Dataset items:
--- start ---

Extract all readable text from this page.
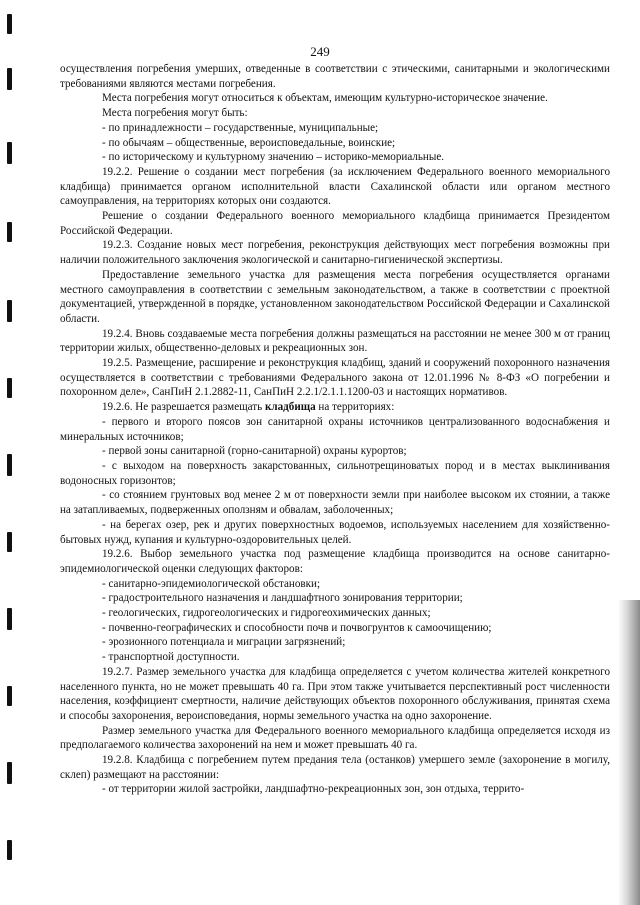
249

осуществления погребения умерших, отведенные в соответствии с этическими, санитарными и экологическими требованиями являются местами погребения.

Места погребения могут относиться к объектам, имеющим культурно-историческое значение.

Места погребения могут быть:

- по принадлежности – государственные, муниципальные;

- по обычаям – общественные, вероисповедальные, воинские;

- по историческому и культурному значению – историко-мемориальные.

19.2.2. Решение о создании мест погребения (за исключением Федерального военного мемориального кладбища) принимается органом исполнительной власти Сахалинской области или органом местного самоуправления, на территориях которых они создаются.

Решение о создании Федерального военного мемориального кладбища принимается Президентом Российской Федерации.

19.2.3. Создание новых мест погребения, реконструкция действующих мест погребения возможны при наличии положительного заключения экологической и санитарно-гигиенической экспертизы.

Предоставление земельного участка для размещения места погребения осуществляется органами местного самоуправления в соответствии с земельным законодательством, а также в соответствии с проектной документацией, утвержденной в порядке, установленном законодательством Российской Федерации и Сахалинской области.

19.2.4. Вновь создаваемые места погребения должны размещаться на расстоянии не менее 300 м от границ территории жилых, общественно-деловых и рекреационных зон.

19.2.5. Размещение, расширение и реконструкция кладбищ, зданий и сооружений похоронного назначения осуществляется в соответствии с требованиями Федерального закона от 12.01.1996 № 8-ФЗ «О погребении и похоронном деле», СанПиН 2.1.2882-11, СанПиН 2.2.1/2.1.1.1200-03 и настоящих нормативов.

19.2.6. Не разрешается размещать кладбища на территориях:

- первого и второго поясов зон санитарной охраны источников централизованного водоснабжения и минеральных источников;

- первой зоны санитарной (горно-санитарной) охраны курортов;

- с выходом на поверхность закарстованных, сильнотрещиноватых пород и в местах выклинивания водоносных горизонтов;

- со стоянием грунтовых вод менее 2 м от поверхности земли при наиболее высоком их стоянии, а также на затапливаемых, подверженных оползням и обвалам, заболоченных;

- на берегах озер, рек и других поверхностных водоемов, используемых населением для хозяйственно-бытовых нужд, купания и культурно-оздоровительных целей.

19.2.6. Выбор земельного участка под размещение кладбища производится на основе санитарно-эпидемиологической оценки следующих факторов:

- санитарно-эпидемиологической обстановки;

- градостроительного назначения и ландшафтного зонирования территории;

- геологических, гидрогеологических и гидрогеохимических данных;

- почвенно-географических и способности почв и почвогрунтов к самоочищению;

- эрозионного потенциала и миграции загрязнений;

- транспортной доступности.

19.2.7. Размер земельного участка для кладбища определяется с учетом количества жителей конкретного населенного пункта, но не может превышать 40 га. При этом также учитывается перспективный рост численности населения, коэффициент смертности, наличие действующих объектов похоронного обслуживания, принятая схема и способы захоронения, вероисповедания, нормы земельного участка на одно захоронение.

Размер земельного участка для Федерального военного мемориального кладбища определяется исходя из предполагаемого количества захоронений на нем и может превышать 40 га.

19.2.8. Кладбища с погребением путем предания тела (останков) умершего земле (захоронение в могилу, склеп) размещают на расстоянии:

- от территории жилой застройки, ландшафтно-рекреационных зон, зон отдыха, террито-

--- end ---

* Written exercise *
Across all the entries, count the lines that contain the word "участка" and give the number by itself.

* Expected output *
4